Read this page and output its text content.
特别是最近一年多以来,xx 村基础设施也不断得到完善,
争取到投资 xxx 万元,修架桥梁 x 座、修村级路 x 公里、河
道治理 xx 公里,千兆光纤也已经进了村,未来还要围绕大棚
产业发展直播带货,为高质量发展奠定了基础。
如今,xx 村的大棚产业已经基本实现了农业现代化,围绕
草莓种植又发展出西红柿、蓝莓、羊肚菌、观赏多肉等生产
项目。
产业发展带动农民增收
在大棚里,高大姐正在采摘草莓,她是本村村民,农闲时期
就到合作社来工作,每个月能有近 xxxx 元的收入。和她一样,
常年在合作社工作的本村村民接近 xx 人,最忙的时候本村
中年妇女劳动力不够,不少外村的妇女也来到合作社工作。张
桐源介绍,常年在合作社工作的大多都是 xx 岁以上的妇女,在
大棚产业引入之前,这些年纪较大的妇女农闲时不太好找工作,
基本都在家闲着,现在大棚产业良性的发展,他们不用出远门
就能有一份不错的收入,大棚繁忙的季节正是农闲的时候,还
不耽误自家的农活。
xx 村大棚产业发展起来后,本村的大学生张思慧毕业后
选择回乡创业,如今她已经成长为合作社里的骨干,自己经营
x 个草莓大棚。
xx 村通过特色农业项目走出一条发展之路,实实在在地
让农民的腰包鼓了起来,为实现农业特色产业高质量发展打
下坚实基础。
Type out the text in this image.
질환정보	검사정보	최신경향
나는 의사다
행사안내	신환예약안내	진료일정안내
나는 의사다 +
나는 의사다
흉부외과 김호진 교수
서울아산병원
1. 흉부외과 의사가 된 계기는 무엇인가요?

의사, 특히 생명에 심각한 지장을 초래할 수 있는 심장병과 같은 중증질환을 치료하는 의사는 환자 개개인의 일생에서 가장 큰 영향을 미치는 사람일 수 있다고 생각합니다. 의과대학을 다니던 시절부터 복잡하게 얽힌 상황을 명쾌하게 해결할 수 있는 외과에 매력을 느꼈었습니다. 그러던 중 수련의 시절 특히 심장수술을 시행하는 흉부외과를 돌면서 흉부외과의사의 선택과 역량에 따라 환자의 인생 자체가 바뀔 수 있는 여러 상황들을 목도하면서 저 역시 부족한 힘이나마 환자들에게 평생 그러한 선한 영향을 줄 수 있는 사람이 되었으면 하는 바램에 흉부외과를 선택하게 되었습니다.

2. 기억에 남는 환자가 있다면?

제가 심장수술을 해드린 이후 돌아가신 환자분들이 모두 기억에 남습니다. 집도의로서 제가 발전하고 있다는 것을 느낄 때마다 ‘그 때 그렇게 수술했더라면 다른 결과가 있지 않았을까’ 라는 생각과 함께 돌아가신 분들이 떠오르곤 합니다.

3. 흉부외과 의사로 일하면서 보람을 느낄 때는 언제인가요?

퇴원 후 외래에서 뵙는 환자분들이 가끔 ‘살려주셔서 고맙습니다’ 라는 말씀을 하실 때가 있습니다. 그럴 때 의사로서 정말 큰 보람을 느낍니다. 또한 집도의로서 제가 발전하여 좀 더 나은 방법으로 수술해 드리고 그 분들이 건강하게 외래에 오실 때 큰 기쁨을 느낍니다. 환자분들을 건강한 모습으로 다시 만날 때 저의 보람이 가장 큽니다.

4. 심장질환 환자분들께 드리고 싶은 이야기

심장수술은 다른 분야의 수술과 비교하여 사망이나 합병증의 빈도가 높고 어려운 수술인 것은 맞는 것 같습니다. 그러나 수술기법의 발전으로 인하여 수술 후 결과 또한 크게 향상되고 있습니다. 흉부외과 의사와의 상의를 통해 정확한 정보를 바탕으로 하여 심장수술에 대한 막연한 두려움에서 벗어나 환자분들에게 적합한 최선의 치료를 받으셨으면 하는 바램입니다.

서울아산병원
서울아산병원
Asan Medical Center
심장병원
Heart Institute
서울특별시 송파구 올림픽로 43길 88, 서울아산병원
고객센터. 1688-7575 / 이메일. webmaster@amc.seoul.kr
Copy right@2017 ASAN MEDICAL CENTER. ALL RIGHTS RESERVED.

───

= EXERCISE OBJECTIVE =
From the listing above, pick out each line where the word "text" appears.

= TASK ANSWER =
Read this page and output its text content.
Type out the text in this image.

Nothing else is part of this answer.